Records from a dataset:
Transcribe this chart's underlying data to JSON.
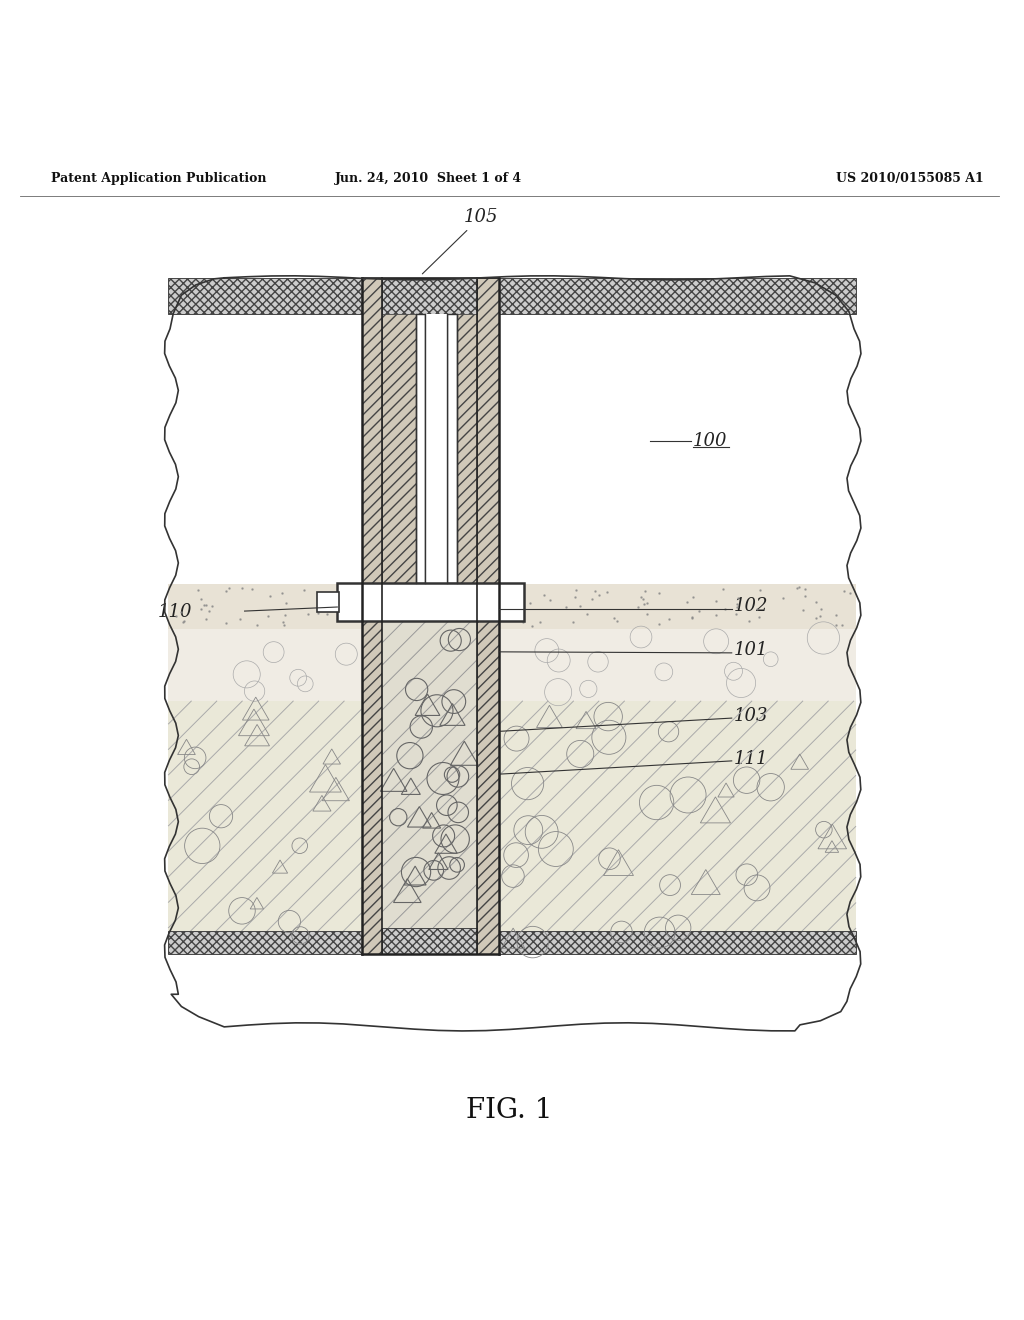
{
  "header_left": "Patent Application Publication",
  "header_mid": "Jun. 24, 2010  Sheet 1 of 4",
  "header_right": "US 2010/0155085 A1",
  "fig_label": "FIG. 1",
  "background_color": "#ffffff",
  "line_color": "#333333"
}
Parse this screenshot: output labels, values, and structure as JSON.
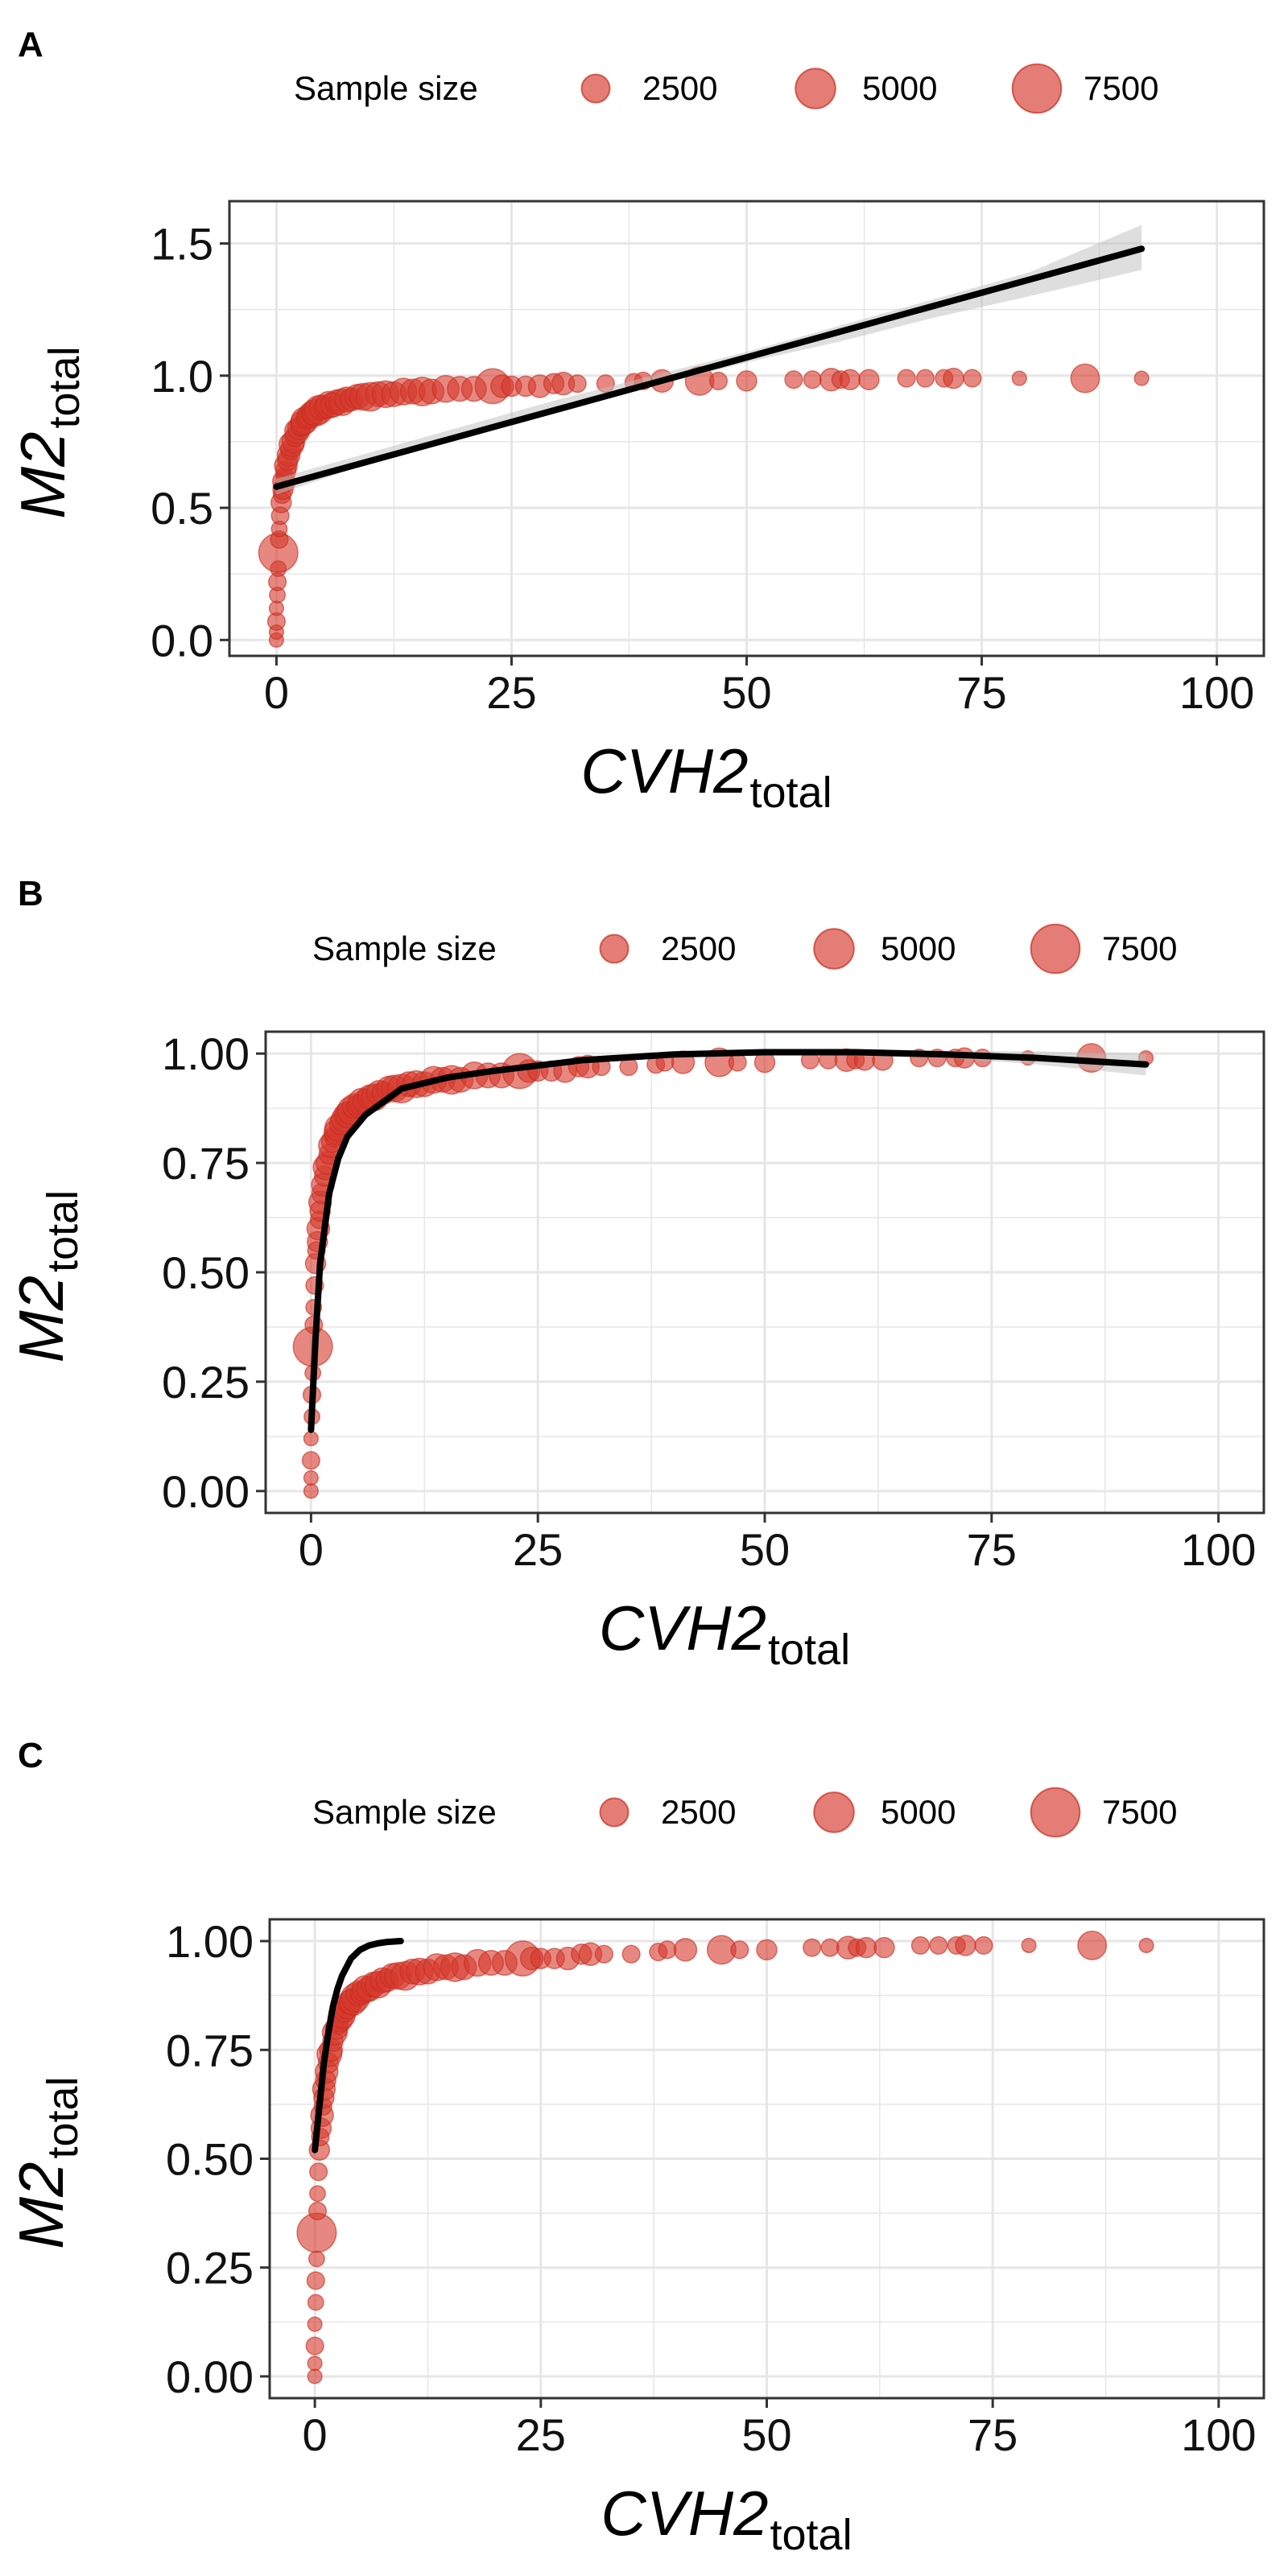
{
  "colors": {
    "point_fill": "#D6382B",
    "point_stroke": "#C62C20",
    "fit_line": "#000000",
    "ci_band": "#BDBDBD",
    "grid": "#E6E6E6",
    "border": "#333333"
  },
  "legend": {
    "title": "Sample size",
    "sizes": [
      2500,
      5000,
      7500
    ],
    "labels": [
      "2500",
      "5000",
      "7500"
    ]
  },
  "axis": {
    "x_label": "CVH2",
    "x_sub": "total",
    "y_label": "M2",
    "y_sub": "total"
  },
  "chart_data": [
    {
      "panel": "A",
      "type": "scatter",
      "fit": "linear",
      "xlim": [
        -5,
        105
      ],
      "ylim": [
        -0.06,
        1.66
      ],
      "x_ticks": [
        0,
        25,
        50,
        75,
        100
      ],
      "x_tick_labels": [
        "0",
        "25",
        "50",
        "75",
        "100"
      ],
      "y_ticks": [
        0.0,
        0.5,
        1.0,
        1.5
      ],
      "y_tick_labels": [
        "0.0",
        "0.5",
        "1.0",
        "1.5"
      ],
      "grid": true,
      "legend_position": "top",
      "fit_line": {
        "x": [
          0,
          92
        ],
        "y": [
          0.58,
          1.48
        ]
      },
      "ci_band": {
        "x": [
          0,
          10,
          20,
          30,
          40,
          50,
          60,
          70,
          80,
          92
        ],
        "lower": [
          0.55,
          0.67,
          0.77,
          0.86,
          0.96,
          1.05,
          1.13,
          1.22,
          1.3,
          1.4
        ],
        "upper": [
          0.61,
          0.71,
          0.81,
          0.91,
          1.0,
          1.09,
          1.19,
          1.29,
          1.39,
          1.57
        ]
      }
    },
    {
      "panel": "B",
      "type": "scatter",
      "fit": "smooth",
      "xlim": [
        -5,
        105
      ],
      "ylim": [
        -0.05,
        1.05
      ],
      "x_ticks": [
        0,
        25,
        50,
        75,
        100
      ],
      "x_tick_labels": [
        "0",
        "25",
        "50",
        "75",
        "100"
      ],
      "y_ticks": [
        0.0,
        0.25,
        0.5,
        0.75,
        1.0
      ],
      "y_tick_labels": [
        "0.00",
        "0.25",
        "0.50",
        "0.75",
        "1.00"
      ],
      "grid": true,
      "legend_position": "top",
      "fit_line": {
        "x": [
          0,
          0.5,
          1,
          2,
          3,
          4,
          6,
          8,
          10,
          15,
          20,
          30,
          40,
          50,
          60,
          70,
          80,
          92
        ],
        "y": [
          0.14,
          0.35,
          0.52,
          0.68,
          0.76,
          0.81,
          0.86,
          0.89,
          0.92,
          0.945,
          0.96,
          0.985,
          0.998,
          1.003,
          1.003,
          0.998,
          0.99,
          0.975
        ]
      },
      "ci_band": {
        "x": [
          60,
          70,
          80,
          92
        ],
        "lower": [
          0.995,
          0.99,
          0.975,
          0.95
        ],
        "upper": [
          1.01,
          1.006,
          1.005,
          1.0
        ]
      }
    },
    {
      "panel": "C",
      "type": "scatter",
      "fit": "saturating",
      "xlim": [
        -5,
        105
      ],
      "ylim": [
        -0.05,
        1.05
      ],
      "x_ticks": [
        0,
        25,
        50,
        75,
        100
      ],
      "x_tick_labels": [
        "0",
        "25",
        "50",
        "75",
        "100"
      ],
      "y_ticks": [
        0.0,
        0.25,
        0.5,
        0.75,
        1.0
      ],
      "y_tick_labels": [
        "0.00",
        "0.25",
        "0.50",
        "0.75",
        "1.00"
      ],
      "grid": true,
      "legend_position": "top",
      "fit_line": {
        "x": [
          0,
          0.5,
          1,
          1.5,
          2,
          2.5,
          3,
          4,
          5,
          6,
          7,
          8,
          9.5
        ],
        "y": [
          0.52,
          0.62,
          0.72,
          0.79,
          0.85,
          0.89,
          0.92,
          0.96,
          0.98,
          0.99,
          0.995,
          0.998,
          1.0
        ]
      },
      "ci_band": null
    }
  ],
  "points": {
    "x": [
      0,
      0,
      0,
      0,
      0.1,
      0.1,
      0.2,
      0.2,
      0.3,
      0.3,
      0.4,
      0.5,
      0.6,
      0.7,
      0.8,
      0.9,
      1.0,
      1.0,
      1.2,
      1.3,
      1.5,
      1.6,
      1.8,
      2.0,
      2.2,
      2.4,
      2.6,
      2.8,
      3.0,
      3.3,
      3.6,
      3.9,
      4.2,
      4.5,
      4.8,
      5.2,
      5.6,
      6.0,
      6.5,
      7.0,
      7.5,
      8.0,
      8.6,
      9.2,
      10.0,
      10.8,
      11.6,
      12.5,
      13.5,
      14.5,
      15.5,
      16.5,
      18.0,
      19.5,
      21.0,
      23.0,
      24.0,
      25.0,
      26.5,
      28.0,
      29.5,
      30.5,
      32.0,
      35.0,
      38.0,
      39.0,
      41.0,
      45.0,
      47.0,
      50.0,
      55.0,
      57.0,
      59.0,
      60.0,
      61.0,
      63.0,
      67.0,
      69.0,
      71.0,
      72.0,
      74.0,
      79.0,
      86.0,
      92.0
    ],
    "y": [
      0.0,
      0.03,
      0.07,
      0.12,
      0.17,
      0.22,
      0.27,
      0.33,
      0.38,
      0.42,
      0.47,
      0.52,
      0.55,
      0.57,
      0.6,
      0.62,
      0.64,
      0.66,
      0.68,
      0.7,
      0.72,
      0.74,
      0.75,
      0.77,
      0.79,
      0.8,
      0.81,
      0.82,
      0.83,
      0.84,
      0.85,
      0.86,
      0.86,
      0.87,
      0.88,
      0.88,
      0.89,
      0.89,
      0.9,
      0.9,
      0.91,
      0.91,
      0.92,
      0.92,
      0.92,
      0.93,
      0.93,
      0.93,
      0.94,
      0.94,
      0.94,
      0.94,
      0.95,
      0.95,
      0.95,
      0.96,
      0.96,
      0.96,
      0.96,
      0.96,
      0.97,
      0.97,
      0.97,
      0.97,
      0.975,
      0.98,
      0.98,
      0.98,
      0.98,
      0.98,
      0.985,
      0.985,
      0.985,
      0.985,
      0.985,
      0.985,
      0.99,
      0.99,
      0.99,
      0.99,
      0.99,
      0.99,
      0.99,
      0.99
    ],
    "size": [
      1000,
      1000,
      1500,
      1000,
      1200,
      1500,
      1200,
      7500,
      1500,
      1200,
      1500,
      2000,
      1500,
      2000,
      2500,
      1500,
      2000,
      2500,
      2000,
      2500,
      2000,
      3000,
      2500,
      2000,
      3000,
      2500,
      2000,
      3000,
      3500,
      2500,
      3000,
      3000,
      3500,
      4000,
      3000,
      2500,
      3500,
      3000,
      3000,
      3500,
      3000,
      2500,
      3000,
      3500,
      4000,
      3000,
      3500,
      3000,
      3500,
      3000,
      4000,
      3000,
      3500,
      3000,
      3000,
      6000,
      2500,
      2000,
      2000,
      2500,
      2000,
      2500,
      1500,
      1500,
      1500,
      1500,
      2500,
      4000,
      1500,
      2000,
      1500,
      1500,
      2500,
      1500,
      2000,
      2000,
      1500,
      1500,
      1500,
      2000,
      1500,
      1000,
      4000,
      1000
    ]
  }
}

> [TASK PROMPT]:
Reproduce each record from above exactly; pictures do not belong in the copy.

> [RESULT]:
Transcribe this chart's underlying data to JSON.
{
  "header_left": "Patent Application Publication",
  "header_mid": "Jun. 24, 2010  Sheet 1 of 4",
  "header_right": "US 2010/0155085 A1",
  "fig_label": "FIG. 1",
  "background_color": "#ffffff",
  "line_color": "#333333"
}
Parse this screenshot: output labels, values, and structure as JSON.
{
  "colors": {
    "point_fill": "#D6382B",
    "point_stroke": "#C62C20",
    "fit_line": "#000000",
    "ci_band": "#BDBDBD",
    "grid": "#E6E6E6",
    "border": "#333333"
  },
  "legend": {
    "title": "Sample size",
    "sizes": [
      2500,
      5000,
      7500
    ],
    "labels": [
      "2500",
      "5000",
      "7500"
    ]
  },
  "axis": {
    "x_label": "CVH2",
    "x_sub": "total",
    "y_label": "M2",
    "y_sub": "total"
  },
  "chart_data": [
    {
      "panel": "A",
      "type": "scatter",
      "fit": "linear",
      "xlim": [
        -5,
        105
      ],
      "ylim": [
        -0.06,
        1.66
      ],
      "x_ticks": [
        0,
        25,
        50,
        75,
        100
      ],
      "x_tick_labels": [
        "0",
        "25",
        "50",
        "75",
        "100"
      ],
      "y_ticks": [
        0.0,
        0.5,
        1.0,
        1.5
      ],
      "y_tick_labels": [
        "0.0",
        "0.5",
        "1.0",
        "1.5"
      ],
      "grid": true,
      "legend_position": "top",
      "fit_line": {
        "x": [
          0,
          92
        ],
        "y": [
          0.58,
          1.48
        ]
      },
      "ci_band": {
        "x": [
          0,
          10,
          20,
          30,
          40,
          50,
          60,
          70,
          80,
          92
        ],
        "lower": [
          0.55,
          0.67,
          0.77,
          0.86,
          0.96,
          1.05,
          1.13,
          1.22,
          1.3,
          1.4
        ],
        "upper": [
          0.61,
          0.71,
          0.81,
          0.91,
          1.0,
          1.09,
          1.19,
          1.29,
          1.39,
          1.57
        ]
      }
    },
    {
      "panel": "B",
      "type": "scatter",
      "fit": "smooth",
      "xlim": [
        -5,
        105
      ],
      "ylim": [
        -0.05,
        1.05
      ],
      "x_ticks": [
        0,
        25,
        50,
        75,
        100
      ],
      "x_tick_labels": [
        "0",
        "25",
        "50",
        "75",
        "100"
      ],
      "y_ticks": [
        0.0,
        0.25,
        0.5,
        0.75,
        1.0
      ],
      "y_tick_labels": [
        "0.00",
        "0.25",
        "0.50",
        "0.75",
        "1.00"
      ],
      "grid": true,
      "legend_position": "top",
      "fit_line": {
        "x": [
          0,
          0.5,
          1,
          2,
          3,
          4,
          6,
          8,
          10,
          15,
          20,
          30,
          40,
          50,
          60,
          70,
          80,
          92
        ],
        "y": [
          0.14,
          0.35,
          0.52,
          0.68,
          0.76,
          0.81,
          0.86,
          0.89,
          0.92,
          0.945,
          0.96,
          0.985,
          0.998,
          1.003,
          1.003,
          0.998,
          0.99,
          0.975
        ]
      },
      "ci_band": {
        "x": [
          60,
          70,
          80,
          92
        ],
        "lower": [
          0.995,
          0.99,
          0.975,
          0.95
        ],
        "upper": [
          1.01,
          1.006,
          1.005,
          1.0
        ]
      }
    },
    {
      "panel": "C",
      "type": "scatter",
      "fit": "saturating",
      "xlim": [
        -5,
        105
      ],
      "ylim": [
        -0.05,
        1.05
      ],
      "x_ticks": [
        0,
        25,
        50,
        75,
        100
      ],
      "x_tick_labels": [
        "0",
        "25",
        "50",
        "75",
        "100"
      ],
      "y_ticks": [
        0.0,
        0.25,
        0.5,
        0.75,
        1.0
      ],
      "y_tick_labels": [
        "0.00",
        "0.25",
        "0.50",
        "0.75",
        "1.00"
      ],
      "grid": true,
      "legend_position": "top",
      "fit_line": {
        "x": [
          0,
          0.5,
          1,
          1.5,
          2,
          2.5,
          3,
          4,
          5,
          6,
          7,
          8,
          9.5
        ],
        "y": [
          0.52,
          0.62,
          0.72,
          0.79,
          0.85,
          0.89,
          0.92,
          0.96,
          0.98,
          0.99,
          0.995,
          0.998,
          1.0
        ]
      },
      "ci_band": null
    }
  ],
  "points": {
    "x": [
      0,
      0,
      0,
      0,
      0.1,
      0.1,
      0.2,
      0.2,
      0.3,
      0.3,
      0.4,
      0.5,
      0.6,
      0.7,
      0.8,
      0.9,
      1.0,
      1.0,
      1.2,
      1.3,
      1.5,
      1.6,
      1.8,
      2.0,
      2.2,
      2.4,
      2.6,
      2.8,
      3.0,
      3.3,
      3.6,
      3.9,
      4.2,
      4.5,
      4.8,
      5.2,
      5.6,
      6.0,
      6.5,
      7.0,
      7.5,
      8.0,
      8.6,
      9.2,
      10.0,
      10.8,
      11.6,
      12.5,
      13.5,
      14.5,
      15.5,
      16.5,
      18.0,
      19.5,
      21.0,
      23.0,
      24.0,
      25.0,
      26.5,
      28.0,
      29.5,
      30.5,
      32.0,
      35.0,
      38.0,
      39.0,
      41.0,
      45.0,
      47.0,
      50.0,
      55.0,
      57.0,
      59.0,
      60.0,
      61.0,
      63.0,
      67.0,
      69.0,
      71.0,
      72.0,
      74.0,
      79.0,
      86.0,
      92.0
    ],
    "y": [
      0.0,
      0.03,
      0.07,
      0.12,
      0.17,
      0.22,
      0.27,
      0.33,
      0.38,
      0.42,
      0.47,
      0.52,
      0.55,
      0.57,
      0.6,
      0.62,
      0.64,
      0.66,
      0.68,
      0.7,
      0.72,
      0.74,
      0.75,
      0.77,
      0.79,
      0.8,
      0.81,
      0.82,
      0.83,
      0.84,
      0.85,
      0.86,
      0.86,
      0.87,
      0.88,
      0.88,
      0.89,
      0.89,
      0.9,
      0.9,
      0.91,
      0.91,
      0.92,
      0.92,
      0.92,
      0.93,
      0.93,
      0.93,
      0.94,
      0.94,
      0.94,
      0.94,
      0.95,
      0.95,
      0.95,
      0.96,
      0.96,
      0.96,
      0.96,
      0.96,
      0.97,
      0.97,
      0.97,
      0.97,
      0.975,
      0.98,
      0.98,
      0.98,
      0.98,
      0.98,
      0.985,
      0.985,
      0.985,
      0.985,
      0.985,
      0.985,
      0.99,
      0.99,
      0.99,
      0.99,
      0.99,
      0.99,
      0.99,
      0.99
    ],
    "size": [
      1000,
      1000,
      1500,
      1000,
      1200,
      1500,
      1200,
      7500,
      1500,
      1200,
      1500,
      2000,
      1500,
      2000,
      2500,
      1500,
      2000,
      2500,
      2000,
      2500,
      2000,
      3000,
      2500,
      2000,
      3000,
      2500,
      2000,
      3000,
      3500,
      2500,
      3000,
      3000,
      3500,
      4000,
      3000,
      2500,
      3500,
      3000,
      3000,
      3500,
      3000,
      2500,
      3000,
      3500,
      4000,
      3000,
      3500,
      3000,
      3500,
      3000,
      4000,
      3000,
      3500,
      3000,
      3000,
      6000,
      2500,
      2000,
      2000,
      2500,
      2000,
      2500,
      1500,
      1500,
      1500,
      1500,
      2500,
      4000,
      1500,
      2000,
      1500,
      1500,
      2500,
      1500,
      2000,
      2000,
      1500,
      1500,
      1500,
      2000,
      1500,
      1000,
      4000,
      1000
    ]
  }
}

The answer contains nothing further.